FILE PHOTO: A Google logo is seen at a company research facility in Mountain View, California, US, May 13, 2025. REUTERS/Carlos Barria/File Photo
FILE PHOTO: A Google logo is seen at a company research facility in Mountain View, California, US, May 13, 2025. REUTERS/Carlos Barria/File Photo

Alphabet's Google has hired several key staff members from AI code generation startup Windsurf, the companies announced on Friday, in a surprise move following an attempt by its rival OpenAI to acquire the startup.

Google is paying $2.4 billion in license fees as part of the deal to use some of Windsurf's technology under non-exclusive terms, according to a person familiar with the arrangement. Google will not take a stake or any controlling interest in Windsurf, the person added.

Windsurf CEO Varun Mohan, co-founder Douglas Chen, and some members of the coding tool's research and development team will join Google's DeepMind AI division, Reuters reported.

The deal followed months of discussions Windsurf was having with OpenAI to sell itself in a deal that could value it at $3 billion, highlighting the interest in the code-generation space which has emerged as one of the fastest-growing AI applications, sources familiar with the matter told Reuters in June.

OpenAI could not be immediately reached for a comment.

The former Windsurf team will focus on agentic coding initiatives at Google DeepMind, primarily working on the Gemini project.

"We're excited to welcome some top AI coding talent from Windsurf's team to Google DeepMind to advance our work in agentic coding," Google said in a statement.

The unusual deal structure marks a win for backers for Windsurf, which has raised $243 million from investors including Kleiner Perkins, Greenoaks and General Catalyst, and was last valued at $1.25 billion one year ago, according to PitchBook.

Windsurf investors will receive liquidity through the license fee and retain their stakes in the company, sources told Reuters.

'ACQUIHIRE' DEALS

Google's surprise swoop mirrors its deal in August 2024 to hire key employees from chatbot startup Character.AI.

Big Tech peers, including Microsoft, Amazon and Meta, have similarly taken to these so-called acquihire deals, which some have criticized as an attempt to evade regulatory scrutiny.

- **Complete the following**
A – From the article on Google's Windsurf deal, write out the passage that begins at the words "Windsurf investors will" and stops after the words "chatbot startup Character.AI.".
B – Translate this sentence from the article on Google's Windsurf deal into Spanish: "Windsurf investors will receive liquidity through the license fee and retain their stakes in the company, sources told Reuters."
The entries after this point are separate material, unrelated to the article on Google's Windsurf deal.

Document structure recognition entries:
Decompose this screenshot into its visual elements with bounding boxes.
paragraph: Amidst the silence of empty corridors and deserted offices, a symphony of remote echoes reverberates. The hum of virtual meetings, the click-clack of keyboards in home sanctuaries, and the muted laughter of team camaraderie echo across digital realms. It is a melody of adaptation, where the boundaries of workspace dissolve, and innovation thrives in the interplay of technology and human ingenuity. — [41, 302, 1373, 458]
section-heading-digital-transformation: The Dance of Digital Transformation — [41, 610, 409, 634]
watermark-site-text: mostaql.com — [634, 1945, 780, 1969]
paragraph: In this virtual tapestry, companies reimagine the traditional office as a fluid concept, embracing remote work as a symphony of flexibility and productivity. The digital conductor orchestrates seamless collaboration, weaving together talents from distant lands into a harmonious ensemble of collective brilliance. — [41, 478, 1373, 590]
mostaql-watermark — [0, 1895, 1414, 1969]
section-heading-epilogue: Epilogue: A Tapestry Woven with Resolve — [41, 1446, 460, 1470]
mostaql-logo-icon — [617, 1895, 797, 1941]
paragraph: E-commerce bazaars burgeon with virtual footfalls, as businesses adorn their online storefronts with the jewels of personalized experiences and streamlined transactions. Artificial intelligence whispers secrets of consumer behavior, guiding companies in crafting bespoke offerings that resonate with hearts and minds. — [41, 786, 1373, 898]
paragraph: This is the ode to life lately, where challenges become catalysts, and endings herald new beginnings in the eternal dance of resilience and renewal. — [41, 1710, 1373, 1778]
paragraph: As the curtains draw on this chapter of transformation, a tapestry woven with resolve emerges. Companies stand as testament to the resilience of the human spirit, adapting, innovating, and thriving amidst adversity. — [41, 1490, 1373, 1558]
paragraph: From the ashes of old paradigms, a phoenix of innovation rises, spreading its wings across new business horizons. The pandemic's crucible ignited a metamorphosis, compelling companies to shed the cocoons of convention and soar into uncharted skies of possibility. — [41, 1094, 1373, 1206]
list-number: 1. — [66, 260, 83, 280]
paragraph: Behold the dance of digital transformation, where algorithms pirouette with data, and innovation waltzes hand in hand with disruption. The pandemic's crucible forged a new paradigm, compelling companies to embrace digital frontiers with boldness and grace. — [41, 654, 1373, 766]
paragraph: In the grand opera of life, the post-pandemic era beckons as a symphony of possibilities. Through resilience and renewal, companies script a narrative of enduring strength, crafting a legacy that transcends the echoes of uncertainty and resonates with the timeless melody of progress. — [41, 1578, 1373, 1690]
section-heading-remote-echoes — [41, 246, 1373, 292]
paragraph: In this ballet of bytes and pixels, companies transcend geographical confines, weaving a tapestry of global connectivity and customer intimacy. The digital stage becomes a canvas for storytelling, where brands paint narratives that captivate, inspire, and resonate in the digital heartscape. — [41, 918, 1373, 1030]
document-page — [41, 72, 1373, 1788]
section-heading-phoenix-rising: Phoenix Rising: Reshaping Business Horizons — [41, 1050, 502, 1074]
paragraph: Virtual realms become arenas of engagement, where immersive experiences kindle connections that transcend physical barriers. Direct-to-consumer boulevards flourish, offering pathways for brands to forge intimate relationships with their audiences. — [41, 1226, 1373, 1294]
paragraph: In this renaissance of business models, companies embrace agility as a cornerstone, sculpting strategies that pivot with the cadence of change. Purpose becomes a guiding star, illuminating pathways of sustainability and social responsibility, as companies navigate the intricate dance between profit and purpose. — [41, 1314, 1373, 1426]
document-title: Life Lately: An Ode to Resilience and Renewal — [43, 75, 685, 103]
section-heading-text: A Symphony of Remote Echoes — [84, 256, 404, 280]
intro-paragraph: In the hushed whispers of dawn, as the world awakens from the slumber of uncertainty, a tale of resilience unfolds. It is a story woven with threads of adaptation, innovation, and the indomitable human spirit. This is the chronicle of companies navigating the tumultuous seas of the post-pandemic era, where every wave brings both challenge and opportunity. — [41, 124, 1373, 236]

- **Answers for each item**
A –
Windsurf investors will receive liquidity through the license fee and retain their stakes in the company, sources told Reuters.

'ACQUIHIRE' DEALS

Google's surprise swoop mirrors its deal in August 2024 to hire key employees from chatbot startup Character.AI.

B – Los inversores de Windsurf recibirán liquidez a través de la tarifa de licencia y conservarán sus participaciones en la empresa, según dijeron fuentes a Reuters.